▶ **DIRECTIVE**
Your task is to print all of the material verbatim.

Extracted records:
━━━━━━━━
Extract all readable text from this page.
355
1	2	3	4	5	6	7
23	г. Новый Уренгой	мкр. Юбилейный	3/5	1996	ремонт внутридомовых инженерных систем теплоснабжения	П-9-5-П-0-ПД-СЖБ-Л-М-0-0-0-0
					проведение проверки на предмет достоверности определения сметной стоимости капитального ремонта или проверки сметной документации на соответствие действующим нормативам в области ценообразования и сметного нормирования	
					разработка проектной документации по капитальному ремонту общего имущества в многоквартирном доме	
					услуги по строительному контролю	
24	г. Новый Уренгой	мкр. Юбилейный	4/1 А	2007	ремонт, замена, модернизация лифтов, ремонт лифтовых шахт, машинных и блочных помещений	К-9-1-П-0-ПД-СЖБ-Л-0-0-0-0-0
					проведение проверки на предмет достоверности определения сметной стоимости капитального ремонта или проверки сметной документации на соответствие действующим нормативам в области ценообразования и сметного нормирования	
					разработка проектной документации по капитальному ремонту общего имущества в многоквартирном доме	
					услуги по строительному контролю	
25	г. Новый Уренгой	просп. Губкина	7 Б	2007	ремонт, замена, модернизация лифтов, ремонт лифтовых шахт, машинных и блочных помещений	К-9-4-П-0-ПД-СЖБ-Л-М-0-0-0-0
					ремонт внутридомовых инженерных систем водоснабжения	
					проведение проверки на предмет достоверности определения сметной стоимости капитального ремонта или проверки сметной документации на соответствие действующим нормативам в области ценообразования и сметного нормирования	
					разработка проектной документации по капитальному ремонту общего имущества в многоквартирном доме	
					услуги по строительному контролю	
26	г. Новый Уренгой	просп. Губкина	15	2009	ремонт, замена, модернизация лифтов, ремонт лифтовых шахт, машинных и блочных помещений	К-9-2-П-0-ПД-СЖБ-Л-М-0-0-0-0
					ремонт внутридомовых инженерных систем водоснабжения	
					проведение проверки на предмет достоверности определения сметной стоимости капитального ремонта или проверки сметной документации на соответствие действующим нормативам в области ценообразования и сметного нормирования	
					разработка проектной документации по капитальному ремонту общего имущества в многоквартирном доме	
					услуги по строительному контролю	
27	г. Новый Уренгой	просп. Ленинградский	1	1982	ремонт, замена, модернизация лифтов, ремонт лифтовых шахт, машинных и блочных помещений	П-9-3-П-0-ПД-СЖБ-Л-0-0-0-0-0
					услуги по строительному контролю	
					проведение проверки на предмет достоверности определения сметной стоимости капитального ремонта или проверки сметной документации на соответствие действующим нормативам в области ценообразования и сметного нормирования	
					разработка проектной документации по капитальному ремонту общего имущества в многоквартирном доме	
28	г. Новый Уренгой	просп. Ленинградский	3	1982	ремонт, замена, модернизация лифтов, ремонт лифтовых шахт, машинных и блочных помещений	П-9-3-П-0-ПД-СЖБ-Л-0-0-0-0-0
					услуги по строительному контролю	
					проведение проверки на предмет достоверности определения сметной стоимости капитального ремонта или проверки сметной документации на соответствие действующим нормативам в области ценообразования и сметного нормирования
━━━━━━━━
▶ **TASK OUTPUT**
Extract all readable text from this page.
355
1	2	3	4	5	6	7
23	г. Новый Уренгой	мкр. Юбилейный	3/5	1996	ремонт внутридомовых инженерных систем теплоснабжения	П-9-5-П-0-ПД-СЖБ-Л-М-0-0-0-0
					проведение проверки на предмет достоверности определения сметной стоимости капитального ремонта или проверки сметной документации на соответствие действующим нормативам в области ценообразования и сметного нормирования	
					разработка проектной документации по капитальному ремонту общего имущества в многоквартирном доме	
					услуги по строительному контролю	
24	г. Новый Уренгой	мкр. Юбилейный	4/1 А	2007	ремонт, замена, модернизация лифтов, ремонт лифтовых шахт, машинных и блочных помещений	К-9-1-П-0-ПД-СЖБ-Л-0-0-0-0-0
					проведение проверки на предмет достоверности определения сметной стоимости капитального ремонта или проверки сметной документации на соответствие действующим нормативам в области ценообразования и сметного нормирования	
					разработка проектной документации по капитальному ремонту общего имущества в многоквартирном доме	
					услуги по строительному контролю	
25	г. Новый Уренгой	просп. Губкина	7 Б	2007	ремонт, замена, модернизация лифтов, ремонт лифтовых шахт, машинных и блочных помещений	К-9-4-П-0-ПД-СЖБ-Л-М-0-0-0-0
					ремонт внутридомовых инженерных систем водоснабжения	
					проведение проверки на предмет достоверности определения сметной стоимости капитального ремонта или проверки сметной документации на соответствие действующим нормативам в области ценообразования и сметного нормирования	
					разработка проектной документации по капитальному ремонту общего имущества в многоквартирном доме	
					услуги по строительному контролю	
26	г. Новый Уренгой	просп. Губкина	15	2009	ремонт, замена, модернизация лифтов, ремонт лифтовых шахт, машинных и блочных помещений	К-9-2-П-0-ПД-СЖБ-Л-М-0-0-0-0
					ремонт внутридомовых инженерных систем водоснабжения	
					проведение проверки на предмет достоверности определения сметной стоимости капитального ремонта или проверки сметной документации на соответствие действующим нормативам в области ценообразования и сметного нормирования	
					разработка проектной документации по капитальному ремонту общего имущества в многоквартирном доме	
					услуги по строительному контролю	
27	г. Новый Уренгой	просп. Ленинградский	1	1982	ремонт, замена, модернизация лифтов, ремонт лифтовых шахт, машинных и блочных помещений	П-9-3-П-0-ПД-СЖБ-Л-0-0-0-0-0
					услуги по строительному контролю	
					проведение проверки на предмет достоверности определения сметной стоимости капитального ремонта или проверки сметной документации на соответствие действующим нормативам в области ценообразования и сметного нормирования	
					разработка проектной документации по капитальному ремонту общего имущества в многоквартирном доме	
28	г. Новый Уренгой	просп. Ленинградский	3	1982	ремонт, замена, модернизация лифтов, ремонт лифтовых шахт, машинных и блочных помещений	П-9-3-П-0-ПД-СЖБ-Л-0-0-0-0-0
					услуги по строительному контролю	
					проведение проверки на предмет достоверности определения сметной стоимости капитального ремонта или проверки сметной документации на соответствие действующим нормативам в области ценообразования и сметного нормирования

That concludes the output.